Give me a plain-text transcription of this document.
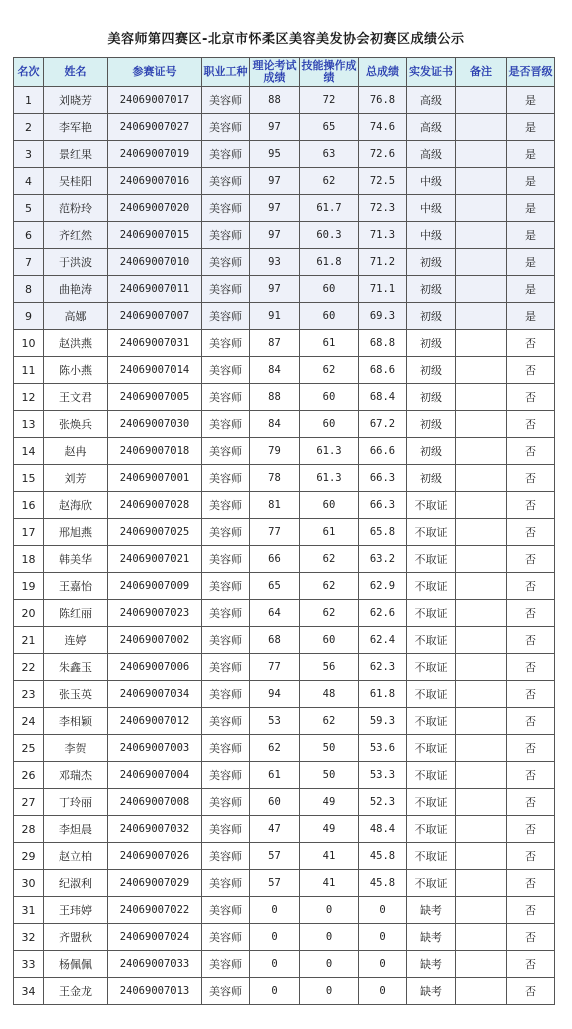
美容师第四赛区-北京市怀柔区美容美发协会初赛区成绩公示
名次	姓名	参赛证号	职业工种	理论考试成绩	技能操作成绩	总成绩	实发证书	备注	是否晋级
1	刘晓芳	24069007017	美容师	88	72	76.8	高级		是
2	李军艳	24069007027	美容师	97	65	74.6	高级		是
3	景红果	24069007019	美容师	95	63	72.6	高级		是
4	吴桂阳	24069007016	美容师	97	62	72.5	中级		是
5	范粉玲	24069007020	美容师	97	61.7	72.3	中级		是
6	齐红然	24069007015	美容师	97	60.3	71.3	中级		是
7	于洪波	24069007010	美容师	93	61.8	71.2	初级		是
8	曲艳涛	24069007011	美容师	97	60	71.1	初级		是
9	高娜	24069007007	美容师	91	60	69.3	初级		是
10	赵洪燕	24069007031	美容师	87	61	68.8	初级		否
11	陈小燕	24069007014	美容师	84	62	68.6	初级		否
12	王文君	24069007005	美容师	88	60	68.4	初级		否
13	张焕兵	24069007030	美容师	84	60	67.2	初级		否
14	赵冉	24069007018	美容师	79	61.3	66.6	初级		否
15	刘芳	24069007001	美容师	78	61.3	66.3	初级		否
16	赵海欣	24069007028	美容师	81	60	66.3	不取证		否
17	邢旭燕	24069007025	美容师	77	61	65.8	不取证		否
18	韩美华	24069007021	美容师	66	62	63.2	不取证		否
19	王嘉怡	24069007009	美容师	65	62	62.9	不取证		否
20	陈红丽	24069007023	美容师	64	62	62.6	不取证		否
21	连婷	24069007002	美容师	68	60	62.4	不取证		否
22	朱鑫玉	24069007006	美容师	77	56	62.3	不取证		否
23	张玉英	24069007034	美容师	94	48	61.8	不取证		否
24	李相颖	24069007012	美容师	53	62	59.3	不取证		否
25	李贺	24069007003	美容师	62	50	53.6	不取证		否
26	邓瑞杰	24069007004	美容师	61	50	53.3	不取证		否
27	丁玲丽	24069007008	美容师	60	49	52.3	不取证		否
28	李炟晨	24069007032	美容师	47	49	48.4	不取证		否
29	赵立柏	24069007026	美容师	57	41	45.8	不取证		否
30	纪淑利	24069007029	美容师	57	41	45.8	不取证		否
31	王玮婷	24069007022	美容师	0	0	0	缺考		否
32	齐盟秋	24069007024	美容师	0	0	0	缺考		否
33	杨佩佩	24069007033	美容师	0	0	0	缺考		否
34	王金龙	24069007013	美容师	0	0	0	缺考		否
════════════════
* _Requirements_
Omit every image. Quote each record exactly.

* _Correct answer_
Give me a plain-text transcription of this document.
美容师第四赛区-北京市怀柔区美容美发协会初赛区成绩公示
名次	姓名	参赛证号	职业工种	理论考试成绩	技能操作成绩	总成绩	实发证书	备注	是否晋级
1	刘晓芳	24069007017	美容师	88	72	76.8	高级		是
2	李军艳	24069007027	美容师	97	65	74.6	高级		是
3	景红果	24069007019	美容师	95	63	72.6	高级		是
4	吴桂阳	24069007016	美容师	97	62	72.5	中级		是
5	范粉玲	24069007020	美容师	97	61.7	72.3	中级		是
6	齐红然	24069007015	美容师	97	60.3	71.3	中级		是
7	于洪波	24069007010	美容师	93	61.8	71.2	初级		是
8	曲艳涛	24069007011	美容师	97	60	71.1	初级		是
9	高娜	24069007007	美容师	91	60	69.3	初级		是
10	赵洪燕	24069007031	美容师	87	61	68.8	初级		否
11	陈小燕	24069007014	美容师	84	62	68.6	初级		否
12	王文君	24069007005	美容师	88	60	68.4	初级		否
13	张焕兵	24069007030	美容师	84	60	67.2	初级		否
14	赵冉	24069007018	美容师	79	61.3	66.6	初级		否
15	刘芳	24069007001	美容师	78	61.3	66.3	初级		否
16	赵海欣	24069007028	美容师	81	60	66.3	不取证		否
17	邢旭燕	24069007025	美容师	77	61	65.8	不取证		否
18	韩美华	24069007021	美容师	66	62	63.2	不取证		否
19	王嘉怡	24069007009	美容师	65	62	62.9	不取证		否
20	陈红丽	24069007023	美容师	64	62	62.6	不取证		否
21	连婷	24069007002	美容师	68	60	62.4	不取证		否
22	朱鑫玉	24069007006	美容师	77	56	62.3	不取证		否
23	张玉英	24069007034	美容师	94	48	61.8	不取证		否
24	李相颖	24069007012	美容师	53	62	59.3	不取证		否
25	李贺	24069007003	美容师	62	50	53.6	不取证		否
26	邓瑞杰	24069007004	美容师	61	50	53.3	不取证		否
27	丁玲丽	24069007008	美容师	60	49	52.3	不取证		否
28	李炟晨	24069007032	美容师	47	49	48.4	不取证		否
29	赵立柏	24069007026	美容师	57	41	45.8	不取证		否
30	纪淑利	24069007029	美容师	57	41	45.8	不取证		否
31	王玮婷	24069007022	美容师	0	0	0	缺考		否
32	齐盟秋	24069007024	美容师	0	0	0	缺考		否
33	杨佩佩	24069007033	美容师	0	0	0	缺考		否
34	王金龙	24069007013	美容师	0	0	0	缺考		否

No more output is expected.